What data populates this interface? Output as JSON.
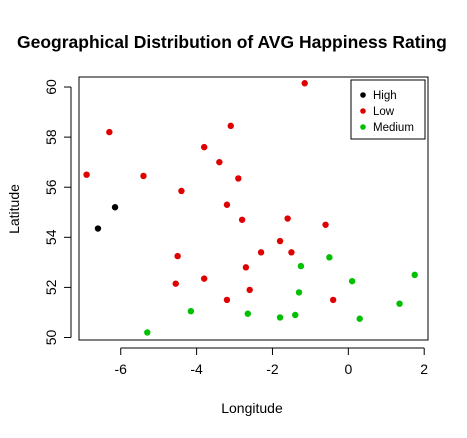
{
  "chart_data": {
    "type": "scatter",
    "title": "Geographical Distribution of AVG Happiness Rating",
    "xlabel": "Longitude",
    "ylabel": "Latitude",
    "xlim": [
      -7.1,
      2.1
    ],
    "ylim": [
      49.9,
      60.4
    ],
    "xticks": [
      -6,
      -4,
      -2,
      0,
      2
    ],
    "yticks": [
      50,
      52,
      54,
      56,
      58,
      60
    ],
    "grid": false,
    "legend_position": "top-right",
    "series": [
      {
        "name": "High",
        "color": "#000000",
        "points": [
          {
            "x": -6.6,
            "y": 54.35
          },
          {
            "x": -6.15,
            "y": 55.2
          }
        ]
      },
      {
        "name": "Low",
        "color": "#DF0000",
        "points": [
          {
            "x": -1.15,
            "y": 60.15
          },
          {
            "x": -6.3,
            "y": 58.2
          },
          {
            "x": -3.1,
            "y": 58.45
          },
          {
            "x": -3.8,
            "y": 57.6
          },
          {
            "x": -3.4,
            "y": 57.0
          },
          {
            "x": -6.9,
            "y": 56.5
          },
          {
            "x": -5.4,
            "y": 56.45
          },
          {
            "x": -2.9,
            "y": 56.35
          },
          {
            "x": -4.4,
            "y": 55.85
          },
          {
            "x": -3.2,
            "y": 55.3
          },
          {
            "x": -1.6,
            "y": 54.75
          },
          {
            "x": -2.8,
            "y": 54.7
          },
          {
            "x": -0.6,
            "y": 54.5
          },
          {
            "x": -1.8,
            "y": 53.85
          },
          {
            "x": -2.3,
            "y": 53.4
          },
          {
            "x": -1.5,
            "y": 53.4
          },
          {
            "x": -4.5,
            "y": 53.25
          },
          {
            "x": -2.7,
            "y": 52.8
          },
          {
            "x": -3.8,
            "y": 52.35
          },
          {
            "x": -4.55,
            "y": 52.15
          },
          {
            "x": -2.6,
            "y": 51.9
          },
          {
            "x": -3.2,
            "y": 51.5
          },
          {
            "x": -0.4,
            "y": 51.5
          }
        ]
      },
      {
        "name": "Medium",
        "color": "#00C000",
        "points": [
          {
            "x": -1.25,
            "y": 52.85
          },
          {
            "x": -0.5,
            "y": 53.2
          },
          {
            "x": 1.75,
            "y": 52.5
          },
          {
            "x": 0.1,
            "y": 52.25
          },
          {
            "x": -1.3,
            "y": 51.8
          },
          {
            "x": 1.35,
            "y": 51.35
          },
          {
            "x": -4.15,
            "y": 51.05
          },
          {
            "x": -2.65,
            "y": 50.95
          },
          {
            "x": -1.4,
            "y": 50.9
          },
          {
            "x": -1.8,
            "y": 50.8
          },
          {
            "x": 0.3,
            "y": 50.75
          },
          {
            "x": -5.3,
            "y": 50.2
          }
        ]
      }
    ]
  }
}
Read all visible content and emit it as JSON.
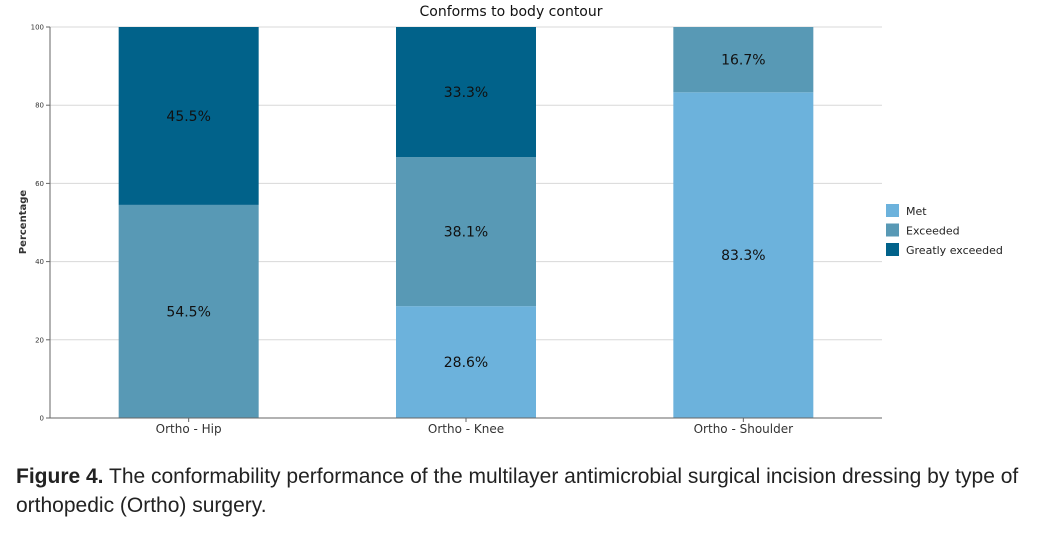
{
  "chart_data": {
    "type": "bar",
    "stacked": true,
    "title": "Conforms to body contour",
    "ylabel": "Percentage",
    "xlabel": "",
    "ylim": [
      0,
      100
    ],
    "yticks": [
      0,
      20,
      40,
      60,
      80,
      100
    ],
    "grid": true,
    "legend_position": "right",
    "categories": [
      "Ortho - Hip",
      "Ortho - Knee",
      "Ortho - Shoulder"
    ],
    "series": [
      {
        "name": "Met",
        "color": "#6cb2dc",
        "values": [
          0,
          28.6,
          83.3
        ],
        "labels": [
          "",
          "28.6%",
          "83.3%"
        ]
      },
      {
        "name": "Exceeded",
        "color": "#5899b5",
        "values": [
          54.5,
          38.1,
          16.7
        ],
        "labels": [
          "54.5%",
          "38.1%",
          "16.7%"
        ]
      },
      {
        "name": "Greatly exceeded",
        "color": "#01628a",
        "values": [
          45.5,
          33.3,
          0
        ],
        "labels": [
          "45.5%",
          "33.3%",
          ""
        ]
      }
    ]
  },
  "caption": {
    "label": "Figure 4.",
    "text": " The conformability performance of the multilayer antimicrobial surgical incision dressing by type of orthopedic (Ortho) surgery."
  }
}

○ ○ ○

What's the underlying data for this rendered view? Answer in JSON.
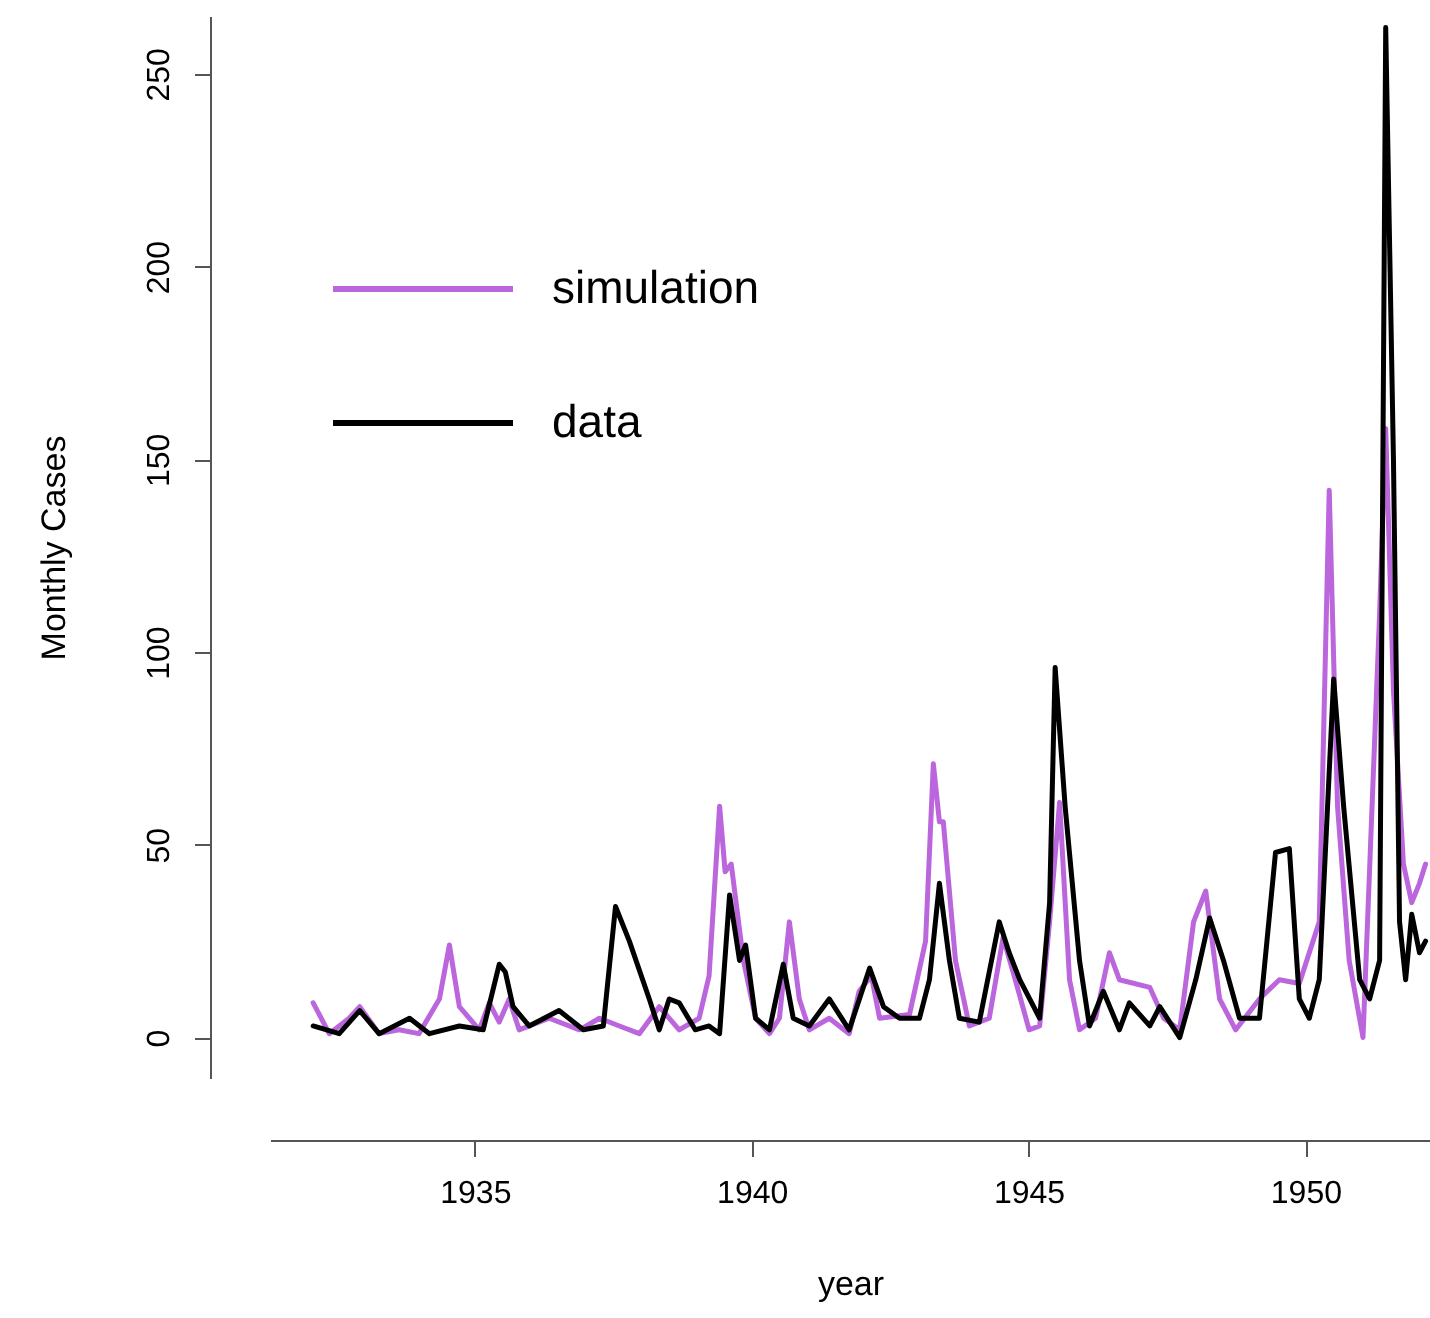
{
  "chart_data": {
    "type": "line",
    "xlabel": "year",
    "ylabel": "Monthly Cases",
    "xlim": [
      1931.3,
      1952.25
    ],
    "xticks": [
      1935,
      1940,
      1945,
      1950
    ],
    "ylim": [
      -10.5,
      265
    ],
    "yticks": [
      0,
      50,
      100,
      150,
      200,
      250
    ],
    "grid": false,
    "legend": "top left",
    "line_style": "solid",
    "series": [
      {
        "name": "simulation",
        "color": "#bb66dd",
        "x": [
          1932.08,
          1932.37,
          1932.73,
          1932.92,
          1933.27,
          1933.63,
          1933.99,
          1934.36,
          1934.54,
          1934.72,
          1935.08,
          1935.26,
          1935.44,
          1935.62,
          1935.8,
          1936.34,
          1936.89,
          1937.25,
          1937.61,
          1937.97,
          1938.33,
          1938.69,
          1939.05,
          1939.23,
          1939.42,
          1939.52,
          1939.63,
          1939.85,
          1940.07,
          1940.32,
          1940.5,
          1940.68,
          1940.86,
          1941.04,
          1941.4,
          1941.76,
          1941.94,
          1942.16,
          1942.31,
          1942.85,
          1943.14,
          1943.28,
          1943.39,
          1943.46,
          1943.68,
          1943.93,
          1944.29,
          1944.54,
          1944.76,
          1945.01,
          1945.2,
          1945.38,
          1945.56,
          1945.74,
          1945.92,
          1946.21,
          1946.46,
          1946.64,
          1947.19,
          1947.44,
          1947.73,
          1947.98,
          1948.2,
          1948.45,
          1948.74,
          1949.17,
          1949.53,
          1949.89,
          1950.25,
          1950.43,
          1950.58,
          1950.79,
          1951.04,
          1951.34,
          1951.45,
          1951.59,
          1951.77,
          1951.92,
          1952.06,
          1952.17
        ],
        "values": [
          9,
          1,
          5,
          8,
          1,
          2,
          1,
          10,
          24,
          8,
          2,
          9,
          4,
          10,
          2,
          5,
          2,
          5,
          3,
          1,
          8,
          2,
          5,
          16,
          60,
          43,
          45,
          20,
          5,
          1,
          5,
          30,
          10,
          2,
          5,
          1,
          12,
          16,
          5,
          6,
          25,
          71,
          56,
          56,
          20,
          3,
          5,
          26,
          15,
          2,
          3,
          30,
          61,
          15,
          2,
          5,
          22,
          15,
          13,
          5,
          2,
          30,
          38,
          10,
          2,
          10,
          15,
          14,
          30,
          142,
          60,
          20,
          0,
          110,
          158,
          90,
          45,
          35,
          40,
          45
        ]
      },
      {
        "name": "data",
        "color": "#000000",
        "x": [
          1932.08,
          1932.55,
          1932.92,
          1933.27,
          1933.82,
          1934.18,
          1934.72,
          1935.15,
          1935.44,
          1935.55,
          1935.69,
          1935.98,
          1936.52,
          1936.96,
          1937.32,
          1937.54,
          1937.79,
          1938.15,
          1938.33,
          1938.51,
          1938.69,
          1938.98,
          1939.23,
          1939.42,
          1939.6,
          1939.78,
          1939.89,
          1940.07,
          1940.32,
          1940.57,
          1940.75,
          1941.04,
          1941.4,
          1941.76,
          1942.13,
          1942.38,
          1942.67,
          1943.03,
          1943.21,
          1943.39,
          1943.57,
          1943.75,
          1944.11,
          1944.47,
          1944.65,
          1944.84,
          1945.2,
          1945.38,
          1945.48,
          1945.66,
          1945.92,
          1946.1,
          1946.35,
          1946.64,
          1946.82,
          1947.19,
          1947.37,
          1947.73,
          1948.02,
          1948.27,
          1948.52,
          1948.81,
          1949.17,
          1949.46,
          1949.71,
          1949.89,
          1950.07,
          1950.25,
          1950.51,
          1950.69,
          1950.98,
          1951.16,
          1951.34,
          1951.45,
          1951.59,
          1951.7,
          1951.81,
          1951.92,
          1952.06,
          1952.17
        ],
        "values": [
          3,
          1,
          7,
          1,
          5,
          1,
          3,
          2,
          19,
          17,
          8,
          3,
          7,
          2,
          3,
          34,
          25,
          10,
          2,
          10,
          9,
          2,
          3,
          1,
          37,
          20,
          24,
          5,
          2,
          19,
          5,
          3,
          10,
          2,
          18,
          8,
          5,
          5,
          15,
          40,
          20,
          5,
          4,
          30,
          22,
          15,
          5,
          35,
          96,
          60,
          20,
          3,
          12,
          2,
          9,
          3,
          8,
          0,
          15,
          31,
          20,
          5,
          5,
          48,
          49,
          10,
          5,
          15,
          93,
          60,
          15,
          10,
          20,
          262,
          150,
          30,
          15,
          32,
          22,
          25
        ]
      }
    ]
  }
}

○ ○ ○

Find every line in the records that contains the word "xlabel"; copy those lines.

Task response:
    "xlabel": "Longitude",
    "xlabel": "",
    "xlabel": "year",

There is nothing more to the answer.